• _EXTRAIT DU TEXTE_

Le prestige du musicien (un des plus grands auteurs-compositeurs du XXe siècle, et par ailleurs un Beatle), allié à celui du lieu à jauge réduite (2 500 places), créait l'événement avant que la moindre note ne soit jouée. La dernière fois que McCartney s'est produit dans l'Hexagone, c'était au Stade de France de Saint-Denis, qui peut accueillir plus de trente fois plus de spectateurs. Pour satisfaire les demandes, les organisateurs avaient choisi une voie plus démocratique : les places (à 55 et 77 €, à raison d'une par personne) étaient à retirer au guichet de la salle à partir de 11 heures. Un bracelet était remis pour lutter contre le marché noir.
Au matin, l'ébullition devant le fronton orné du nom de l'artiste en néon rouge est palpable à la présence des caméras de télévision et de reporters radio. La queue s'allonge sur le boulevard des Capucines et tourne dans la rue Scribe. Pour l'heure, les vedettes sont les téméraires, ceux qui ont passé la nuit sur le trottoir pour être certains d'entrer. Les premiers à régler leur place la brandissent triomphalement devant les caméras. Patrick, 58 ans, est le troisième servi. Ce fan historique des Beatles (il n'a pas assisté à leur unique concert à l'Olympia en 1964 mais s'est rattrapé l'année suivante au Palais des sports et a vu les Wings, le deuxième groupe formé par McCartney dans ce même Olympia en 1972) est arrivé dimanche à 13 heures "avec un sac de couchage et une couverture de survie". "Nous étions alors une dizaine puis une centaine en début de soirée, explique-t-il. Nous avons échangé du café et des céréales. Il y avait des guitares et nous avons chanté des chansons." Facile d'imaginer lesquelles.
7 HEURES D'ATTENTE À LA CAISSE
Munis de leurs sésames, ceux qui ont choisi l'orchestre (où les fauteuils ont été retirés pour laisser toute sa place au rock'n'roll) retournent aussitôt pointer dans une deuxième file afin d'être placés aux premiers rangs. Parmi eux, quelques sujets britanniques et une poignée de Japonais qui ont fait le voyage.
Avec quatre guichets en activité, le processus est laborieux. Ceux qui arrivent à 10 heures ne passeront à la caisse que sept heures plus tard. Et pourtant, on pouvait, en sortant du bureau, avoir une chance d'assister au concert. A 15 heures, il restait encore 500 places en vente. A trop communiquer sur une mission présentée comme quasiment impossible pour les spectateurs, les organisateurs ont peut-être fini par dissuader les candidats de tenter leur chance.

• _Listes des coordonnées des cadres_
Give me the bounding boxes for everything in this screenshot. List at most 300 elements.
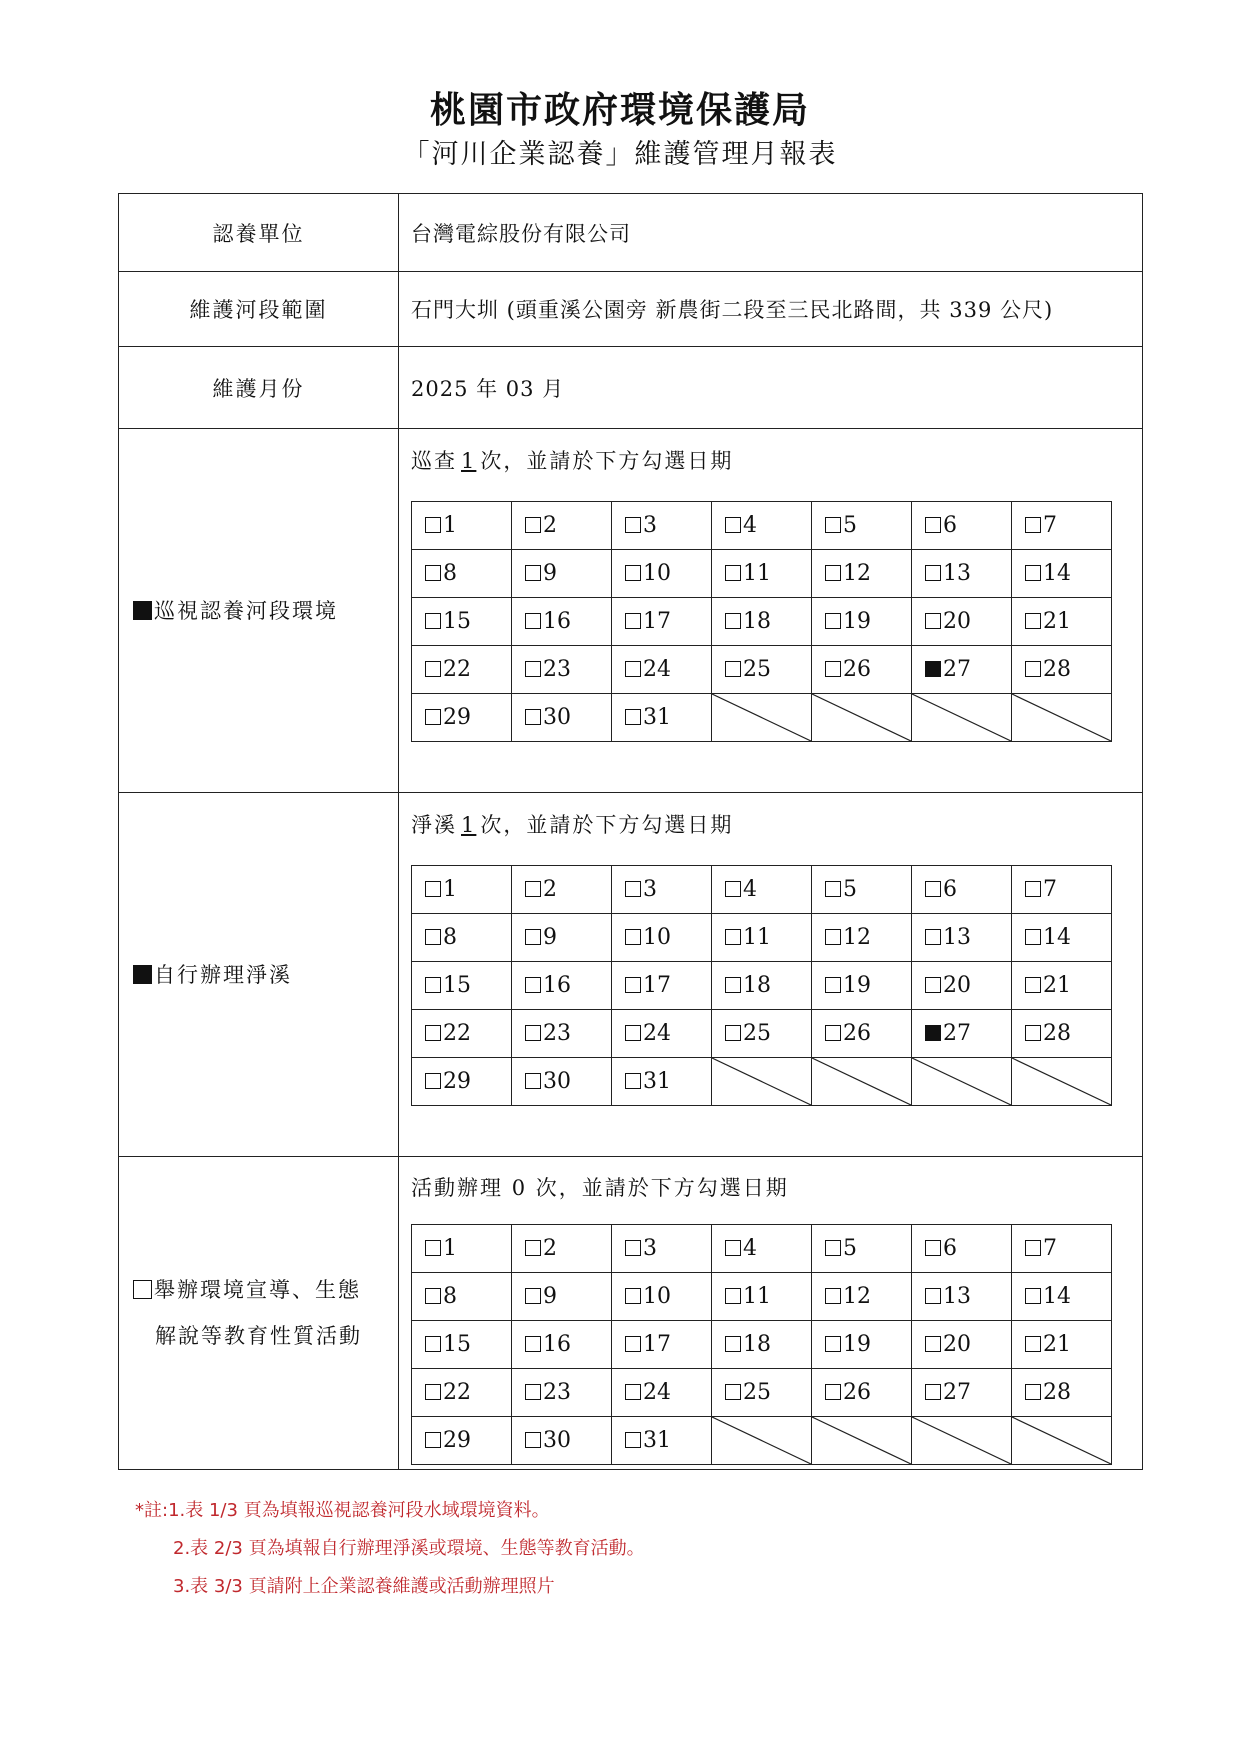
day-checkbox[interactable] — [825, 1240, 841, 1256]
day-cell[interactable] — [412, 1058, 512, 1106]
day-checkbox[interactable] — [525, 613, 541, 629]
day-checkbox[interactable] — [825, 1025, 841, 1041]
day-cell[interactable] — [812, 962, 912, 1010]
day-checkbox[interactable] — [925, 661, 941, 677]
day-checkbox[interactable] — [1025, 1240, 1041, 1256]
day-cell[interactable] — [1012, 1273, 1112, 1321]
section-label-line1: 巡視認養河段環境 — [154, 598, 338, 623]
day-checkbox[interactable] — [625, 1073, 641, 1089]
day-grid-row — [412, 1010, 1112, 1058]
day-cell[interactable] — [812, 1225, 912, 1273]
day-number: 22 — [443, 1380, 471, 1405]
day-cell[interactable] — [612, 962, 712, 1010]
day-grid-row — [412, 1058, 1112, 1106]
section-instruction — [399, 1157, 1142, 1224]
day-number: 8 — [443, 561, 457, 586]
day-checkbox[interactable] — [425, 709, 441, 725]
day-cell[interactable] — [712, 550, 812, 598]
day-cell[interactable] — [1012, 1321, 1112, 1369]
day-checkbox[interactable] — [925, 565, 941, 581]
day-number: 15 — [443, 609, 471, 634]
day-number: 12 — [843, 561, 871, 586]
day-checkbox[interactable] — [525, 517, 541, 533]
day-checkbox[interactable] — [925, 977, 941, 993]
day-cell[interactable] — [612, 598, 712, 646]
day-cell[interactable] — [512, 598, 612, 646]
section-checkbox[interactable] — [133, 1280, 152, 1299]
day-number: 20 — [943, 973, 971, 998]
day-checkbox[interactable] — [525, 661, 541, 677]
day-cell[interactable] — [612, 1058, 712, 1106]
day-checkbox[interactable] — [425, 881, 441, 897]
day-cell[interactable] — [512, 1058, 612, 1106]
day-cell[interactable] — [712, 1225, 812, 1273]
day-checkbox[interactable] — [1025, 565, 1041, 581]
day-cell[interactable] — [712, 1273, 812, 1321]
day-number: 13 — [943, 561, 971, 586]
page-subtitle: 「河川企業認養」維護管理月報表 — [402, 139, 838, 170]
day-number: 24 — [643, 1021, 671, 1046]
day-number: 8 — [443, 1284, 457, 1309]
section-checkbox[interactable] — [133, 965, 152, 984]
day-cell[interactable] — [712, 1010, 812, 1058]
empty-slashed-cell — [912, 1058, 1012, 1106]
day-number: 25 — [743, 1021, 771, 1046]
section-label — [119, 429, 399, 793]
day-number: 10 — [643, 561, 671, 586]
day-cell[interactable] — [812, 598, 912, 646]
instruction-suffix: 次，並請於下方勾選日期 — [535, 1176, 789, 1200]
day-number: 6 — [943, 877, 957, 902]
day-cell[interactable] — [1012, 914, 1112, 962]
day-checkbox[interactable] — [725, 977, 741, 993]
page-title: 桃園市政府環境保護局 — [429, 89, 810, 131]
day-cell[interactable] — [812, 646, 912, 694]
day-checkbox[interactable] — [625, 709, 641, 725]
day-cell[interactable] — [812, 502, 912, 550]
day-checkbox[interactable] — [1025, 661, 1041, 677]
day-cell[interactable] — [612, 866, 712, 914]
day-checkbox[interactable] — [925, 1288, 941, 1304]
day-cell[interactable] — [612, 502, 712, 550]
day-checkbox[interactable] — [725, 1384, 741, 1400]
day-cell[interactable] — [912, 1321, 1012, 1369]
day-cell[interactable] — [512, 1321, 612, 1369]
day-number: 9 — [543, 561, 557, 586]
day-cell[interactable] — [812, 1369, 912, 1417]
day-cell[interactable] — [912, 914, 1012, 962]
day-number: 18 — [743, 973, 771, 998]
day-cell[interactable] — [412, 598, 512, 646]
day-number: 7 — [1043, 877, 1057, 902]
day-number: 28 — [1043, 1021, 1071, 1046]
day-cell[interactable] — [712, 598, 812, 646]
day-cell[interactable] — [812, 914, 912, 962]
day-cell[interactable] — [612, 914, 712, 962]
day-cell[interactable] — [612, 1417, 712, 1465]
day-number: 11 — [743, 561, 771, 586]
day-checkbox[interactable] — [425, 661, 441, 677]
day-checkbox[interactable] — [425, 977, 441, 993]
day-number: 30 — [543, 1069, 571, 1094]
day-cell[interactable] — [1012, 1225, 1112, 1273]
day-cell[interactable] — [412, 646, 512, 694]
section-label — [119, 1157, 399, 1470]
day-checkbox[interactable] — [1025, 1025, 1041, 1041]
day-cell[interactable] — [512, 1010, 612, 1058]
section-label-line2: 解說等教育性質活動 — [155, 1324, 362, 1348]
day-number: 2 — [543, 513, 557, 538]
day-checkbox[interactable] — [625, 565, 641, 581]
day-checkbox[interactable] — [1025, 1288, 1041, 1304]
day-checkbox[interactable] — [525, 565, 541, 581]
day-checkbox[interactable] — [1025, 517, 1041, 533]
day-cell[interactable] — [712, 1321, 812, 1369]
day-grid-row — [412, 550, 1112, 598]
instruction-count: 1 — [461, 449, 477, 473]
section-row — [119, 1157, 1143, 1470]
day-number: 25 — [743, 657, 771, 682]
day-checkbox[interactable] — [525, 929, 541, 945]
day-checkbox[interactable] — [925, 1384, 941, 1400]
day-number: 26 — [843, 1021, 871, 1046]
day-cell[interactable] — [912, 962, 1012, 1010]
day-grid-row — [412, 1225, 1112, 1273]
day-checkbox[interactable] — [825, 977, 841, 993]
day-checkbox[interactable] — [825, 565, 841, 581]
day-checkbox[interactable] — [925, 929, 941, 945]
empty-slashed-cell — [1012, 1058, 1112, 1106]
day-cell[interactable] — [912, 1225, 1012, 1273]
day-number: 3 — [643, 513, 657, 538]
day-checkbox[interactable] — [725, 613, 741, 629]
day-number: 13 — [943, 925, 971, 950]
day-cell[interactable] — [912, 550, 1012, 598]
day-number: 22 — [443, 1021, 471, 1046]
day-cell[interactable] — [612, 646, 712, 694]
day-cell[interactable] — [712, 962, 812, 1010]
day-number: 27 — [943, 1380, 971, 1405]
instruction-suffix: 次，並請於下方勾選日期 — [480, 813, 734, 837]
day-checkbox[interactable] — [625, 613, 641, 629]
day-number: 27 — [943, 1021, 971, 1046]
day-cell[interactable] — [412, 914, 512, 962]
day-cell[interactable] — [912, 1010, 1012, 1058]
day-cell[interactable] — [712, 914, 812, 962]
day-number: 6 — [943, 513, 957, 538]
day-cell[interactable] — [1012, 866, 1112, 914]
unit-row — [119, 194, 1143, 272]
day-checkbox[interactable] — [425, 1432, 441, 1448]
day-cell[interactable] — [1012, 598, 1112, 646]
day-checkbox[interactable] — [525, 1384, 541, 1400]
day-cell[interactable] — [1012, 1010, 1112, 1058]
day-number: 5 — [843, 513, 857, 538]
day-grid-row — [412, 598, 1112, 646]
day-checkbox[interactable] — [925, 517, 941, 533]
instruction-suffix: 次，並請於下方勾選日期 — [480, 449, 734, 473]
day-checkbox[interactable] — [725, 1336, 741, 1352]
day-number: 19 — [843, 609, 871, 634]
day-cell[interactable] — [712, 502, 812, 550]
day-number: 23 — [543, 1021, 571, 1046]
day-grid-row — [412, 914, 1112, 962]
day-number: 31 — [643, 1069, 671, 1094]
day-checkbox[interactable] — [725, 881, 741, 897]
day-number: 17 — [643, 973, 671, 998]
day-checkbox[interactable] — [425, 1336, 441, 1352]
day-number: 24 — [643, 657, 671, 682]
day-cell[interactable] — [512, 1369, 612, 1417]
section-content — [399, 429, 1143, 793]
day-checkbox[interactable] — [425, 1025, 441, 1041]
day-checkbox[interactable] — [925, 1336, 941, 1352]
section-content — [399, 1157, 1143, 1470]
day-number: 22 — [443, 657, 471, 682]
day-number: 5 — [843, 877, 857, 902]
day-cell[interactable] — [912, 1369, 1012, 1417]
day-number: 16 — [543, 1332, 571, 1357]
note-line: 3.表 3/3 頁請附上企業認養維護或活動辦理照片 — [173, 1576, 555, 1597]
day-checkbox[interactable] — [725, 1240, 741, 1256]
day-cell[interactable] — [412, 694, 512, 742]
day-checkbox[interactable] — [825, 1336, 841, 1352]
day-cell[interactable] — [512, 866, 612, 914]
day-cell[interactable] — [1012, 1369, 1112, 1417]
day-cell[interactable] — [912, 866, 1012, 914]
day-number: 20 — [943, 1332, 971, 1357]
day-checkbox[interactable] — [825, 1384, 841, 1400]
day-cell[interactable] — [612, 1273, 712, 1321]
day-grid-row — [412, 502, 1112, 550]
day-number: 23 — [543, 657, 571, 682]
day-checkbox[interactable] — [925, 1240, 941, 1256]
day-cell[interactable] — [412, 1225, 512, 1273]
footnotes — [135, 1492, 645, 1606]
day-cell[interactable] — [1012, 550, 1112, 598]
day-number: 1 — [443, 513, 457, 538]
day-checkbox[interactable] — [425, 1288, 441, 1304]
empty-slashed-cell — [1012, 694, 1112, 742]
day-checkbox[interactable] — [425, 517, 441, 533]
day-checkbox[interactable] — [625, 881, 641, 897]
day-cell[interactable] — [612, 1225, 712, 1273]
day-number: 4 — [743, 513, 757, 538]
day-checkbox[interactable] — [725, 517, 741, 533]
day-cell[interactable] — [612, 1321, 712, 1369]
day-cell[interactable] — [512, 646, 612, 694]
section-checkbox[interactable] — [133, 601, 152, 620]
day-number: 9 — [543, 925, 557, 950]
day-grid-row — [412, 1321, 1112, 1369]
day-checkbox[interactable] — [625, 1025, 641, 1041]
day-number: 21 — [1043, 1332, 1071, 1357]
day-number: 4 — [743, 877, 757, 902]
day-checkbox[interactable] — [625, 661, 641, 677]
day-checkbox[interactable] — [1025, 977, 1041, 993]
day-checkbox[interactable] — [1025, 613, 1041, 629]
month-label: 維護月份 — [119, 347, 399, 429]
day-cell[interactable] — [412, 1010, 512, 1058]
day-number: 3 — [643, 1236, 657, 1261]
day-checkbox[interactable] — [825, 881, 841, 897]
day-number: 29 — [443, 705, 471, 730]
day-checkbox[interactable] — [825, 517, 841, 533]
empty-slashed-cell — [812, 694, 912, 742]
empty-slashed-cell — [712, 1417, 812, 1465]
empty-slashed-cell — [1012, 1417, 1112, 1465]
day-cell[interactable] — [712, 1369, 812, 1417]
day-number: 7 — [1043, 513, 1057, 538]
empty-slashed-cell — [712, 1058, 812, 1106]
day-cell[interactable] — [1012, 502, 1112, 550]
day-checkbox[interactable] — [1025, 1336, 1041, 1352]
day-cell[interactable] — [512, 1273, 612, 1321]
day-cell[interactable] — [412, 962, 512, 1010]
day-cell[interactable] — [812, 1321, 912, 1369]
day-checkbox[interactable] — [625, 1336, 641, 1352]
day-cell[interactable] — [1012, 646, 1112, 694]
day-number: 23 — [543, 1380, 571, 1405]
empty-slashed-cell — [812, 1058, 912, 1106]
day-cell[interactable] — [1012, 962, 1112, 1010]
day-cell[interactable] — [412, 550, 512, 598]
day-checkbox[interactable] — [425, 929, 441, 945]
day-cell[interactable] — [612, 550, 712, 598]
day-checkbox[interactable] — [525, 1288, 541, 1304]
day-checkbox[interactable] — [825, 1288, 841, 1304]
day-checkbox[interactable] — [925, 613, 941, 629]
day-number: 16 — [543, 609, 571, 634]
month-value: 2025 年 03 月 — [399, 347, 1143, 429]
day-checkbox[interactable] — [1025, 929, 1041, 945]
day-checkbox[interactable] — [725, 661, 741, 677]
day-checkbox[interactable] — [625, 1432, 641, 1448]
day-checkbox[interactable] — [1025, 1384, 1041, 1400]
day-number: 21 — [1043, 609, 1071, 634]
day-checkbox[interactable] — [425, 1384, 441, 1400]
day-number: 11 — [743, 1284, 771, 1309]
day-cell[interactable] — [512, 914, 612, 962]
day-cell[interactable] — [512, 694, 612, 742]
day-grid — [411, 865, 1112, 1106]
report-table — [118, 193, 1143, 1470]
day-cell[interactable] — [712, 866, 812, 914]
day-checkbox[interactable] — [525, 1073, 541, 1089]
day-number: 2 — [543, 877, 557, 902]
day-cell[interactable] — [812, 550, 912, 598]
day-checkbox[interactable] — [825, 661, 841, 677]
day-cell[interactable] — [812, 1273, 912, 1321]
day-number: 26 — [843, 657, 871, 682]
day-cell[interactable] — [412, 866, 512, 914]
day-grid — [411, 501, 1112, 742]
day-cell[interactable] — [512, 550, 612, 598]
day-checkbox[interactable] — [425, 1073, 441, 1089]
day-number: 27 — [943, 657, 971, 682]
note-line: *註:1.表 1/3 頁為填報巡視認養河段水域環境資料。 — [135, 1500, 550, 1521]
day-checkbox[interactable] — [625, 977, 641, 993]
day-number: 15 — [443, 1332, 471, 1357]
day-checkbox[interactable] — [525, 1336, 541, 1352]
empty-slashed-cell — [912, 1417, 1012, 1465]
day-checkbox[interactable] — [825, 613, 841, 629]
day-checkbox[interactable] — [425, 565, 441, 581]
day-checkbox[interactable] — [625, 517, 641, 533]
day-cell[interactable] — [912, 502, 1012, 550]
day-checkbox[interactable] — [625, 1288, 641, 1304]
day-grid-row — [412, 1417, 1112, 1465]
day-cell[interactable] — [512, 1225, 612, 1273]
day-cell[interactable] — [512, 1417, 612, 1465]
day-cell[interactable] — [512, 502, 612, 550]
day-checkbox[interactable] — [525, 1432, 541, 1448]
day-cell[interactable] — [612, 694, 712, 742]
day-checkbox[interactable] — [625, 1384, 641, 1400]
day-number: 25 — [743, 1380, 771, 1405]
day-checkbox[interactable] — [625, 1240, 641, 1256]
day-checkbox[interactable] — [725, 1288, 741, 1304]
day-cell[interactable] — [412, 502, 512, 550]
day-cell[interactable] — [912, 646, 1012, 694]
day-cell[interactable] — [412, 1369, 512, 1417]
day-checkbox[interactable] — [525, 709, 541, 725]
day-checkbox[interactable] — [825, 929, 841, 945]
empty-slashed-cell — [812, 1417, 912, 1465]
instruction-count: 0 — [511, 1176, 528, 1200]
day-number: 11 — [743, 925, 771, 950]
section-label — [119, 793, 399, 1157]
day-checkbox[interactable] — [525, 881, 541, 897]
day-cell[interactable] — [912, 598, 1012, 646]
day-cell[interactable] — [912, 1273, 1012, 1321]
day-number: 10 — [643, 925, 671, 950]
day-checkbox[interactable] — [425, 1240, 441, 1256]
day-cell[interactable] — [512, 962, 612, 1010]
unit-label: 認養單位 — [119, 194, 399, 272]
day-grid-row — [412, 866, 1112, 914]
section-row — [119, 793, 1143, 1157]
instruction-prefix: 活動辦理 — [411, 1176, 503, 1200]
day-cell[interactable] — [412, 1321, 512, 1369]
day-checkbox[interactable] — [1025, 881, 1041, 897]
day-cell[interactable] — [612, 1010, 712, 1058]
day-checkbox[interactable] — [525, 977, 541, 993]
day-cell[interactable] — [712, 646, 812, 694]
day-checkbox[interactable] — [725, 929, 741, 945]
day-checkbox[interactable] — [625, 929, 641, 945]
day-cell[interactable] — [612, 1369, 712, 1417]
day-number: 12 — [843, 925, 871, 950]
day-checkbox[interactable] — [425, 613, 441, 629]
day-number: 30 — [543, 705, 571, 730]
day-checkbox[interactable] — [925, 1025, 941, 1041]
day-number: 7 — [1043, 1236, 1057, 1261]
day-checkbox[interactable] — [725, 565, 741, 581]
day-number: 31 — [643, 1428, 671, 1453]
day-number: 26 — [843, 1380, 871, 1405]
day-grid — [411, 1224, 1112, 1465]
day-checkbox[interactable] — [925, 881, 941, 897]
day-number: 15 — [443, 973, 471, 998]
day-checkbox[interactable] — [525, 1240, 541, 1256]
day-cell[interactable] — [412, 1417, 512, 1465]
day-cell[interactable] — [412, 1273, 512, 1321]
day-cell[interactable] — [812, 866, 912, 914]
day-checkbox[interactable] — [525, 1025, 541, 1041]
day-checkbox[interactable] — [725, 1025, 741, 1041]
day-cell[interactable] — [812, 1010, 912, 1058]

• _EXERCICES_
#1 Dans l'article sur le concert de McCartney, à partir de quelle heure les places pouvaient-elles être retirées au guichet de la salle ?
#2 Recopiez le passage de l'article sur le concert de McCartney de « Avec quatre guichets » à « tenter leur chance. ».

• _CORRIGÉS_
#1 À partir de 11 heures.

#2
Avec quatre guichets en activité, le processus est laborieux. Ceux qui arrivent à 10 heures ne passeront à la caisse que sept heures plus tard. Et pourtant, on pouvait, en sortant du bureau, avoir une chance d'assister au concert. A 15 heures, il restait encore 500 places en vente. A trop communiquer sur une mission présentée comme quasiment impossible pour les spectateurs, les organisateurs ont peut-être fini par dissuader les candidats de tenter leur chance.